Information supplied:
□ □ □ □ □ □ □
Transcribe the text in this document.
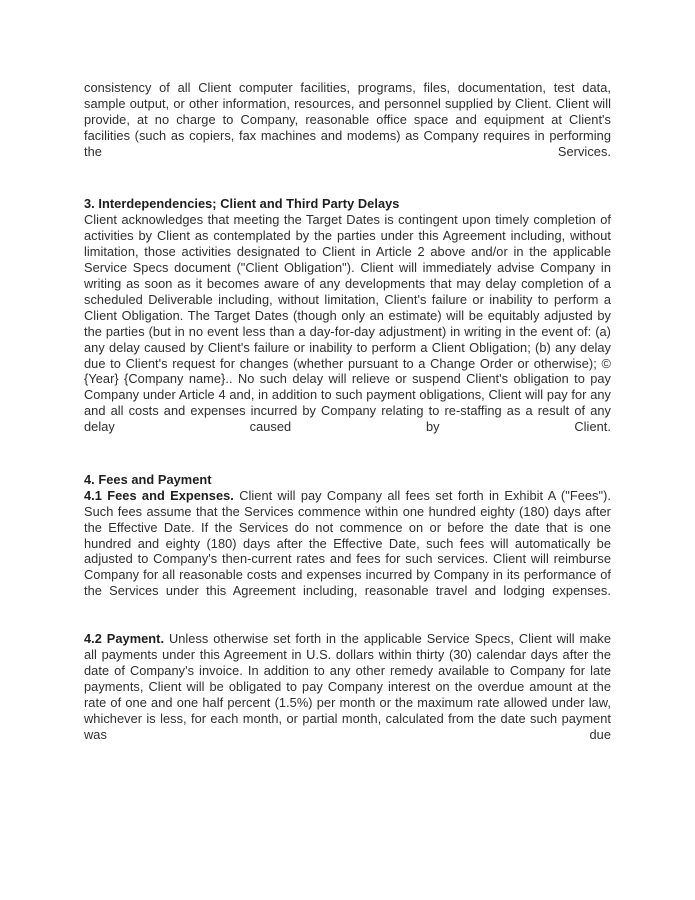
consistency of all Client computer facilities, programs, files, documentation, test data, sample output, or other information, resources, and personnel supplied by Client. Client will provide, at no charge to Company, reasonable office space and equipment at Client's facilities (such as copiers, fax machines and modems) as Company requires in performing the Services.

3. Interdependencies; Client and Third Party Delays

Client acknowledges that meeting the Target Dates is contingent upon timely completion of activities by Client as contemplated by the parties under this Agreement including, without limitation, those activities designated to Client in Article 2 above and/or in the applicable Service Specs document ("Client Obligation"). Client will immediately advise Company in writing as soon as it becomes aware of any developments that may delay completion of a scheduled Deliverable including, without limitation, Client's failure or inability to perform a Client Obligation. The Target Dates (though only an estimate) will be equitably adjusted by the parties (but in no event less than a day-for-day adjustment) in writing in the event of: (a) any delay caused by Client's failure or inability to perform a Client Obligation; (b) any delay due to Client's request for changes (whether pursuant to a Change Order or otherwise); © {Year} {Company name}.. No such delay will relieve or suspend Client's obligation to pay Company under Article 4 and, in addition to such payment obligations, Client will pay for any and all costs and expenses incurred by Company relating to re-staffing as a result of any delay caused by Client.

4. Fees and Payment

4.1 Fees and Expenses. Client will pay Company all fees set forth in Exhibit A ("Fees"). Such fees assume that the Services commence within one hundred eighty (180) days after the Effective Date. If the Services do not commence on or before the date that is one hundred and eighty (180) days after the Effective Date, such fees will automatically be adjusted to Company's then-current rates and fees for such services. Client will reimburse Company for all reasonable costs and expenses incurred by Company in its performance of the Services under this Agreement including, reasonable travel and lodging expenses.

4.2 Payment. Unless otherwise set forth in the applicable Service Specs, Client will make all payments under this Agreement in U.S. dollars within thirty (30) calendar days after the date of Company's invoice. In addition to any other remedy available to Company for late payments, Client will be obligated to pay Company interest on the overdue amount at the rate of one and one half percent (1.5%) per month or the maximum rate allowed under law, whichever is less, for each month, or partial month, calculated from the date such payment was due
□ □ □ □ □ □ □
Your instructions: Return the listing above word for word, with the pictures removed.

Exercise answer:
Transcribe the text in this document.
consistency of all Client computer facilities, programs, files, documentation, test data, sample output, or other information, resources, and personnel supplied by Client. Client will provide, at no charge to Company, reasonable office space and equipment at Client's facilities (such as copiers, fax machines and modems) as Company requires in performing the Services.

3. Interdependencies; Client and Third Party Delays

Client acknowledges that meeting the Target Dates is contingent upon timely completion of activities by Client as contemplated by the parties under this Agreement including, without limitation, those activities designated to Client in Article 2 above and/or in the applicable Service Specs document ("Client Obligation"). Client will immediately advise Company in writing as soon as it becomes aware of any developments that may delay completion of a scheduled Deliverable including, without limitation, Client's failure or inability to perform a Client Obligation. The Target Dates (though only an estimate) will be equitably adjusted by the parties (but in no event less than a day-for-day adjustment) in writing in the event of: (a) any delay caused by Client's failure or inability to perform a Client Obligation; (b) any delay due to Client's request for changes (whether pursuant to a Change Order or otherwise); © {Year} {Company name}.. No such delay will relieve or suspend Client's obligation to pay Company under Article 4 and, in addition to such payment obligations, Client will pay for any and all costs and expenses incurred by Company relating to re-staffing as a result of any delay caused by Client.

4. Fees and Payment

4.1 Fees and Expenses. Client will pay Company all fees set forth in Exhibit A ("Fees"). Such fees assume that the Services commence within one hundred eighty (180) days after the Effective Date. If the Services do not commence on or before the date that is one hundred and eighty (180) days after the Effective Date, such fees will automatically be adjusted to Company's then-current rates and fees for such services. Client will reimburse Company for all reasonable costs and expenses incurred by Company in its performance of the Services under this Agreement including, reasonable travel and lodging expenses.

4.2 Payment. Unless otherwise set forth in the applicable Service Specs, Client will make all payments under this Agreement in U.S. dollars within thirty (30) calendar days after the date of Company's invoice. In addition to any other remedy available to Company for late payments, Client will be obligated to pay Company interest on the overdue amount at the rate of one and one half percent (1.5%) per month or the maximum rate allowed under law, whichever is less, for each month, or partial month, calculated from the date such payment was due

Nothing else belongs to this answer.